[Structured figure records]
_ _ _ _ _ _ _

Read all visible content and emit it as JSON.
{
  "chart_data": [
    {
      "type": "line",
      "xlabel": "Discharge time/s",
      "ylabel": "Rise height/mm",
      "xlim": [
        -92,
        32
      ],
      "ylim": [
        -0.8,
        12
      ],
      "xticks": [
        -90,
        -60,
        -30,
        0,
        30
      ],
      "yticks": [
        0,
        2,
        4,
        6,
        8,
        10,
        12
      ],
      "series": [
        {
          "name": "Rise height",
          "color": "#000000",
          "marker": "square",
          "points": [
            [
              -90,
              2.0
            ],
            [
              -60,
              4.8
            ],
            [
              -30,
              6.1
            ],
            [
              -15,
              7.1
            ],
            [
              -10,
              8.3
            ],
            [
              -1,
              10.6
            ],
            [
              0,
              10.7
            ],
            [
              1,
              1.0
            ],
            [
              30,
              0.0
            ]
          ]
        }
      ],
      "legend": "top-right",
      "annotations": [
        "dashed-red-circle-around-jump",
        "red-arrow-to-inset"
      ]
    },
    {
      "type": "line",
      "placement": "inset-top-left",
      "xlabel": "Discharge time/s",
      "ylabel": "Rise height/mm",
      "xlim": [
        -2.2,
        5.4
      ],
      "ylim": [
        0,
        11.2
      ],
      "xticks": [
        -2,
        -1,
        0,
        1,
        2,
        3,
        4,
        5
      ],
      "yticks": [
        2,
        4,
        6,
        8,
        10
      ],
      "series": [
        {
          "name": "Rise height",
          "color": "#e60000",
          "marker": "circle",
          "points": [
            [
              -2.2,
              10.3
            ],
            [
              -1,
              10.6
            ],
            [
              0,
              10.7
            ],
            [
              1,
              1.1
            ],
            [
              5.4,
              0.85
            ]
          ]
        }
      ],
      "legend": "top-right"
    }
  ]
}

_ _ _ _ _ _ _

## EXERCISE BRIEF
Write the whole listing out again. Keep every line exactly as it is.

## SOLUTION BELOW
Read all visible content and emit it as JSON.
{
  "chart_data": [
    {
      "type": "line",
      "xlabel": "Discharge time/s",
      "ylabel": "Rise height/mm",
      "xlim": [
        -92,
        32
      ],
      "ylim": [
        -0.8,
        12
      ],
      "xticks": [
        -90,
        -60,
        -30,
        0,
        30
      ],
      "yticks": [
        0,
        2,
        4,
        6,
        8,
        10,
        12
      ],
      "series": [
        {
          "name": "Rise height",
          "color": "#000000",
          "marker": "square",
          "points": [
            [
              -90,
              2.0
            ],
            [
              -60,
              4.8
            ],
            [
              -30,
              6.1
            ],
            [
              -15,
              7.1
            ],
            [
              -10,
              8.3
            ],
            [
              -1,
              10.6
            ],
            [
              0,
              10.7
            ],
            [
              1,
              1.0
            ],
            [
              30,
              0.0
            ]
          ]
        }
      ],
      "legend": "top-right",
      "annotations": [
        "dashed-red-circle-around-jump",
        "red-arrow-to-inset"
      ]
    },
    {
      "type": "line",
      "placement": "inset-top-left",
      "xlabel": "Discharge time/s",
      "ylabel": "Rise height/mm",
      "xlim": [
        -2.2,
        5.4
      ],
      "ylim": [
        0,
        11.2
      ],
      "xticks": [
        -2,
        -1,
        0,
        1,
        2,
        3,
        4,
        5
      ],
      "yticks": [
        2,
        4,
        6,
        8,
        10
      ],
      "series": [
        {
          "name": "Rise height",
          "color": "#e60000",
          "marker": "circle",
          "points": [
            [
              -2.2,
              10.3
            ],
            [
              -1,
              10.6
            ],
            [
              0,
              10.7
            ],
            [
              1,
              1.1
            ],
            [
              5.4,
              0.85
            ]
          ]
        }
      ],
      "legend": "top-right"
    }
  ]
}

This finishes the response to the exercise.